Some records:
++++++++

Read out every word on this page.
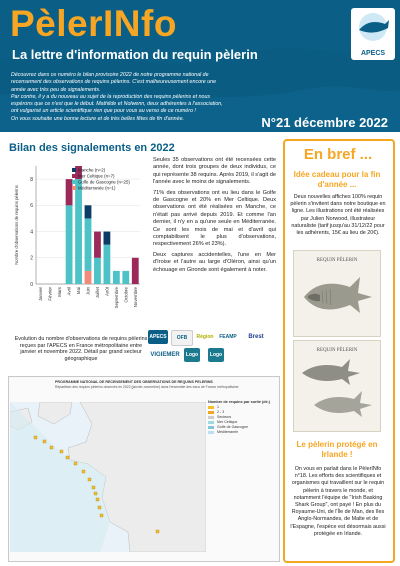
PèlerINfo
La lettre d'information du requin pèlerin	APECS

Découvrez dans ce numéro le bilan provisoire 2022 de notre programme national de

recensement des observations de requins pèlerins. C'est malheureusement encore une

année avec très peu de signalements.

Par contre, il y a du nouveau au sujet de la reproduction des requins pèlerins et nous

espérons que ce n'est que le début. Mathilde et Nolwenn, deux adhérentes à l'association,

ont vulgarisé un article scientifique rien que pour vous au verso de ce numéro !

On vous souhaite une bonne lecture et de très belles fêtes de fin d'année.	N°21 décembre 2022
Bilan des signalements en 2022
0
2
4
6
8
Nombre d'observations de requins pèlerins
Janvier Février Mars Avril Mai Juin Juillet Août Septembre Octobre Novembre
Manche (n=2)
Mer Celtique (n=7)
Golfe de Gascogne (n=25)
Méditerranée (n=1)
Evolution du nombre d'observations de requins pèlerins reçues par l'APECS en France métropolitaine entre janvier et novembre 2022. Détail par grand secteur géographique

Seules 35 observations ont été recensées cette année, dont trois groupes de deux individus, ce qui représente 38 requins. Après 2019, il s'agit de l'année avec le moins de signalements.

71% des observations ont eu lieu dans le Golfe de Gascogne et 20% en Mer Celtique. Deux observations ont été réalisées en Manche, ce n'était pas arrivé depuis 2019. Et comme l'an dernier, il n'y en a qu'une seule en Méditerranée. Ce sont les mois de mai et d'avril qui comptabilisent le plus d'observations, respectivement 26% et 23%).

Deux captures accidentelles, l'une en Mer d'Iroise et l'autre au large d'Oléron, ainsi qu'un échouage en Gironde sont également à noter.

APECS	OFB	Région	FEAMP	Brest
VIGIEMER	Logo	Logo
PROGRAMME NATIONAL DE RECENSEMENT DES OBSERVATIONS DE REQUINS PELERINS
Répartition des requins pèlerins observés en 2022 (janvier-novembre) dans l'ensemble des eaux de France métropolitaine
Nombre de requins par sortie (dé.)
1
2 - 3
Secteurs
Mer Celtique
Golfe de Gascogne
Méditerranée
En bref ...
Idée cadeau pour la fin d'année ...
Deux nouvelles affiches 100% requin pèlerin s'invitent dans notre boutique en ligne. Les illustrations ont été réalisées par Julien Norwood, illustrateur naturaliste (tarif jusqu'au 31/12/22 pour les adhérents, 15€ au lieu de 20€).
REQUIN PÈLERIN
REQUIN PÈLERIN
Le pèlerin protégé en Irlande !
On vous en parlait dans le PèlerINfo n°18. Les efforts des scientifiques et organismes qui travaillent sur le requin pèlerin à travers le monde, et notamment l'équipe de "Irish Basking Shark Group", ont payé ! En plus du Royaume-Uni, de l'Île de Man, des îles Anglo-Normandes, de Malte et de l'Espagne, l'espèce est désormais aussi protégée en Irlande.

++++++++

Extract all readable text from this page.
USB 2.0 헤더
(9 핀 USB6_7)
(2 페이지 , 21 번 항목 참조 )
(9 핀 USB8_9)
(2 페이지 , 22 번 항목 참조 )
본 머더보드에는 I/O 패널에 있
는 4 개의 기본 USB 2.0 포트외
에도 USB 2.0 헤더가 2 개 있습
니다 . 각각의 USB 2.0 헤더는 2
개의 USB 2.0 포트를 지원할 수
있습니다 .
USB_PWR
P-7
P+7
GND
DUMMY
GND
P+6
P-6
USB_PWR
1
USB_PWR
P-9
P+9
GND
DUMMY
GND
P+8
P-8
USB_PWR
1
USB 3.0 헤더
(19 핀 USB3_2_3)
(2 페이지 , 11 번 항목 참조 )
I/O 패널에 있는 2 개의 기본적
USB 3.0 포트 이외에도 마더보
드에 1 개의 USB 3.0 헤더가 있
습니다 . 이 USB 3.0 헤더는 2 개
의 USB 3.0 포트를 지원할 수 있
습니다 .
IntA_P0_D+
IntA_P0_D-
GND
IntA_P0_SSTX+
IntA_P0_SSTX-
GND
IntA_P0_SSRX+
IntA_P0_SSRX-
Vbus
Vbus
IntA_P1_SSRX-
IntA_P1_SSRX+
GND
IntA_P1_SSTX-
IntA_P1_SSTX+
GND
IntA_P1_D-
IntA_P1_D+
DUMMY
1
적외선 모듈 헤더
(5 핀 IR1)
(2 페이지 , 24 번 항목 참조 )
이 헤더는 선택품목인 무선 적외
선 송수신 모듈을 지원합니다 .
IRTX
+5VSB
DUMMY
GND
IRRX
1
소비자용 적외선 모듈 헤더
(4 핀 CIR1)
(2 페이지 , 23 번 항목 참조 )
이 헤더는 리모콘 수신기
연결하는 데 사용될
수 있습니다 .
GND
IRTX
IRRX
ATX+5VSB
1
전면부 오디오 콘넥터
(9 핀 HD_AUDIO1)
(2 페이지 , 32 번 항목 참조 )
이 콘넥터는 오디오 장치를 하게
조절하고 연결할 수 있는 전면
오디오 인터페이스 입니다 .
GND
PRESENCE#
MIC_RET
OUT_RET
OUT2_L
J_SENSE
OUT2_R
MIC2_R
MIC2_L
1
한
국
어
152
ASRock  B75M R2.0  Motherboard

++++++++

Where a line in the entries holds the word "avec", copy that line.

=== EXERCISE SOLUTION ===
année avec très peu de signalements.
Seules 35 observations ont été recensées cette année, dont trois groupes de deux individus, ce qui représente 38 requins. Après 2019, il s'agit de l'année avec le moins de signalements.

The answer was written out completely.